Data records:
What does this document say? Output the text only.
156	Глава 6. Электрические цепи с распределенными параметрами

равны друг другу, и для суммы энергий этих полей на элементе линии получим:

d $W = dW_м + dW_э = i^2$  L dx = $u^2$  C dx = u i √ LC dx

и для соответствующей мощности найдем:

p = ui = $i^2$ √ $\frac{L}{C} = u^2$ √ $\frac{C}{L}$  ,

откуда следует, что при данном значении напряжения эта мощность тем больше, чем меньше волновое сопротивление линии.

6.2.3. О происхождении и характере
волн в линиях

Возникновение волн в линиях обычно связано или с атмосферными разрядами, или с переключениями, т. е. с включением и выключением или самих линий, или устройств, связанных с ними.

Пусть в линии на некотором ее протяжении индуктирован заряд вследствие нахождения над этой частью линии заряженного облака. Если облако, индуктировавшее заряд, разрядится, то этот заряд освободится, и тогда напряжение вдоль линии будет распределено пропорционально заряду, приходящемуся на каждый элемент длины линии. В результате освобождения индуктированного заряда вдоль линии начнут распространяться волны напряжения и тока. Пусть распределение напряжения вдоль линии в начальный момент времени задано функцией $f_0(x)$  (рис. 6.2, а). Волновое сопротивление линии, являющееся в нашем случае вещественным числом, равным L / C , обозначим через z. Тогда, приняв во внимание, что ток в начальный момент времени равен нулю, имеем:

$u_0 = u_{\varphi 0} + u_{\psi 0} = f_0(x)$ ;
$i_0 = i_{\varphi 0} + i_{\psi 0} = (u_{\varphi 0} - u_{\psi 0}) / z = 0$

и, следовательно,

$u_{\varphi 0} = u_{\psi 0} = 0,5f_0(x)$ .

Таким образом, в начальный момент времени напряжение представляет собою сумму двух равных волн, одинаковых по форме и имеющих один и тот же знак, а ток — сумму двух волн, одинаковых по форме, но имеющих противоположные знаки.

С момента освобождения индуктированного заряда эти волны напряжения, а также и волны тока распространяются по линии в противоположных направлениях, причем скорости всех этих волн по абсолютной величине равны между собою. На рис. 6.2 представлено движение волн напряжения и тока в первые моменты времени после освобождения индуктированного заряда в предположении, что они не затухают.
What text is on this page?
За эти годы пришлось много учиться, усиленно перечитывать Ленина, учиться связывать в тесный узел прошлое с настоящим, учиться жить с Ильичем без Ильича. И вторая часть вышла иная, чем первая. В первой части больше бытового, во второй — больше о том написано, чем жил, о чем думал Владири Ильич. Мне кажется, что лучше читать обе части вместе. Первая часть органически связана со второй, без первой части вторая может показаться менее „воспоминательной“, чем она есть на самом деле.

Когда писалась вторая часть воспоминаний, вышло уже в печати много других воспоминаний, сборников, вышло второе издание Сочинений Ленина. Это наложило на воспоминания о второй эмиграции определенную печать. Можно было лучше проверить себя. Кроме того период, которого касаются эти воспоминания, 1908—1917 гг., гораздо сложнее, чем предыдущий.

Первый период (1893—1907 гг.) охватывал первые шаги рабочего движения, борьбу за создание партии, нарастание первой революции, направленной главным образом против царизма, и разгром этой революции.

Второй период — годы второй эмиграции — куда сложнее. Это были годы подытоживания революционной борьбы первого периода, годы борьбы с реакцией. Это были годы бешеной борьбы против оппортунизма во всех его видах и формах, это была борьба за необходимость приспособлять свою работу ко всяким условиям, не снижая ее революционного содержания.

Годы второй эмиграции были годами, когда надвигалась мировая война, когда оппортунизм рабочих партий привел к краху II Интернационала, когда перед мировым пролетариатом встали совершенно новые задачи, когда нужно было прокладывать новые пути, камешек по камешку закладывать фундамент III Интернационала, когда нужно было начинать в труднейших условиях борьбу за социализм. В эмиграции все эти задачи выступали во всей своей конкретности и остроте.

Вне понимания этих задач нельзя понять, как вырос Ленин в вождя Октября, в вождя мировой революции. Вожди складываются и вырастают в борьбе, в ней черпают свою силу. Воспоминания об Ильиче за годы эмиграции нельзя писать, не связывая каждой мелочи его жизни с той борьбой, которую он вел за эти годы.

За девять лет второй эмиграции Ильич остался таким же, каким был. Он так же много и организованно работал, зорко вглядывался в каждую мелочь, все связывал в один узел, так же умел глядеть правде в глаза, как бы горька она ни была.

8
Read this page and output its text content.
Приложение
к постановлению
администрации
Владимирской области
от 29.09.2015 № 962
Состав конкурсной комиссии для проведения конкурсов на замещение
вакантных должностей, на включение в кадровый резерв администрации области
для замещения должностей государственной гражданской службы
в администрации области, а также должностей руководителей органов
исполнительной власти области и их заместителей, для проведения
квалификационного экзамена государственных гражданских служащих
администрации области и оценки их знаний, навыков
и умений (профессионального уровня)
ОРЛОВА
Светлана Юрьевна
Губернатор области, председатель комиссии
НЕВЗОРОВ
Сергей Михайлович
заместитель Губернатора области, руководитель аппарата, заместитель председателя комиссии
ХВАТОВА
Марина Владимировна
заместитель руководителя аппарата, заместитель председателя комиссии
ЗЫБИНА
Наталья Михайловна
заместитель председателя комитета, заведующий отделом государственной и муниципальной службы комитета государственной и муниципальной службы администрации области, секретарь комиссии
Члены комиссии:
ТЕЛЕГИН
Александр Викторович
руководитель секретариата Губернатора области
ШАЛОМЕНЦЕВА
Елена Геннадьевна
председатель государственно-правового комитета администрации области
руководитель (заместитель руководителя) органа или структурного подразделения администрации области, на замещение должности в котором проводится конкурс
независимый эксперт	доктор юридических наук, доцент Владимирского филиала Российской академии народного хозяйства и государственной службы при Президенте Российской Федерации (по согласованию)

■ **THE TASK**:
Report every line containing the word "тока" from the listing above.

■ **SOLUTION TO THIS TASK**:
Пусть в линии на некотором ее протяжении индуктирован заряд вследствие нахождения над этой частью линии заряженного облака. Если облако, индуктировавшее заряд, разрядится, то этот заряд освободится, и тогда напряжение вдоль линии будет распределено пропорционально заряду, приходящемуся на каждый элемент длины линии. В результате освобождения индуктированного заряда вдоль линии начнут распространяться волны напряжения и тока. Пусть распределение напряжения вдоль линии в начальный момент времени задано функцией $f_0(x)$  (рис. 6.2, а). Волновое сопротивление линии, являющееся в нашем случае вещественным числом, равным L / C , обозначим через z. Тогда, приняв во внимание, что ток в начальный момент времени равен нулю, имеем:
С момента освобождения индуктированного заряда эти волны напряжения, а также и волны тока распространяются по линии в противоположных направлениях, причем скорости всех этих волн по абсолютной величине равны между собою. На рис. 6.2 представлено движение волн напряжения и тока в первые моменты времени после освобождения индуктированного заряда в предположении, что они не затухают.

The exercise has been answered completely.